>> Begin Data to process

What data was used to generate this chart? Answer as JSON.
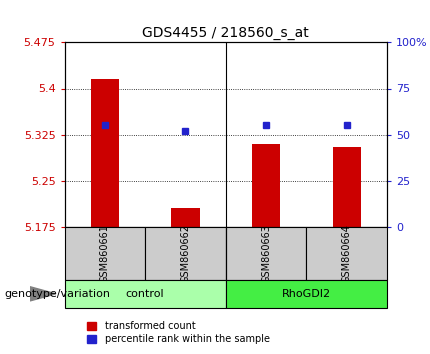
{
  "title": "GDS4455 / 218560_s_at",
  "samples": [
    "GSM860661",
    "GSM860662",
    "GSM860663",
    "GSM860664"
  ],
  "groups": [
    "control",
    "control",
    "RhoGDI2",
    "RhoGDI2"
  ],
  "transformed_counts": [
    5.415,
    5.205,
    5.31,
    5.305
  ],
  "percentile_ranks": [
    55,
    52,
    55,
    55
  ],
  "ylim_left": [
    5.175,
    5.475
  ],
  "ylim_right": [
    0,
    100
  ],
  "yticks_left": [
    5.175,
    5.25,
    5.325,
    5.4,
    5.475
  ],
  "ytick_labels_left": [
    "5.175",
    "5.25",
    "5.325",
    "5.4",
    "5.475"
  ],
  "yticks_right": [
    0,
    25,
    50,
    75,
    100
  ],
  "ytick_labels_right": [
    "0",
    "25",
    "50",
    "75",
    "100%"
  ],
  "bar_color": "#cc0000",
  "dot_color": "#2222cc",
  "bar_width": 0.35,
  "group_colors": [
    "#aaffaa",
    "#44ee44"
  ],
  "group_names": [
    "control",
    "RhoGDI2"
  ],
  "legend_bar_label": "transformed count",
  "legend_dot_label": "percentile rank within the sample",
  "genotype_label": "genotype/variation",
  "sample_box_color": "#cccccc",
  "dot_size": 5,
  "title_fontsize": 10,
  "tick_fontsize": 8,
  "sample_fontsize": 7,
  "group_fontsize": 8,
  "legend_fontsize": 7,
  "genotype_fontsize": 8
}
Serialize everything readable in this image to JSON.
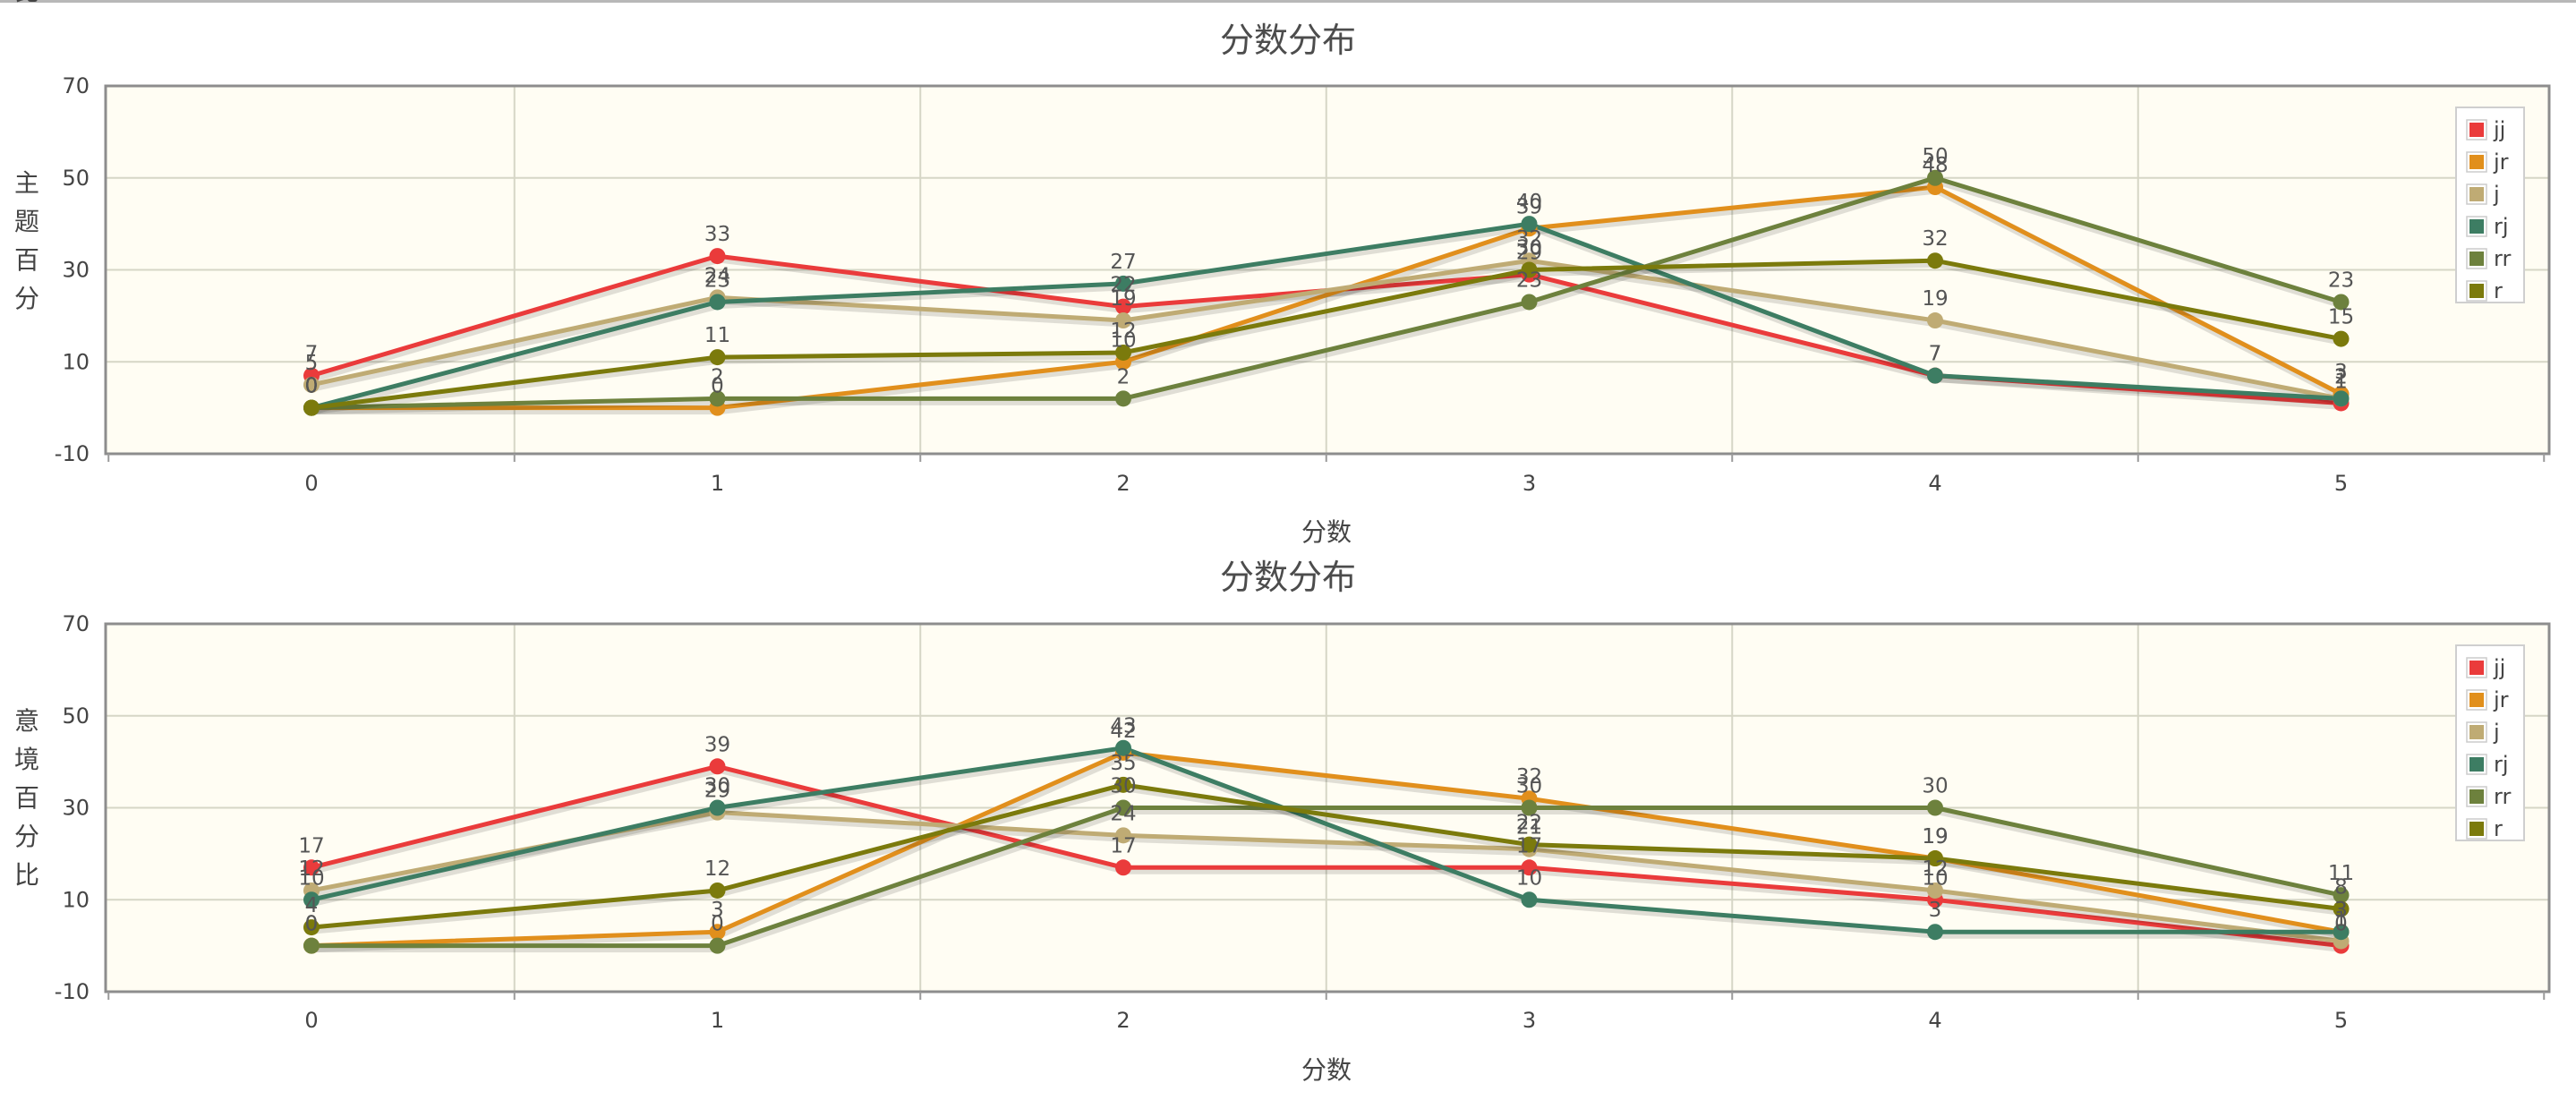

>> End Data to process

▸ Stated problem
Show the lines that mention the word "this".

▸ Exercise answer
What data was used to generate this chart? Answer as JSON.
Serialize everything readable in this image to JSON.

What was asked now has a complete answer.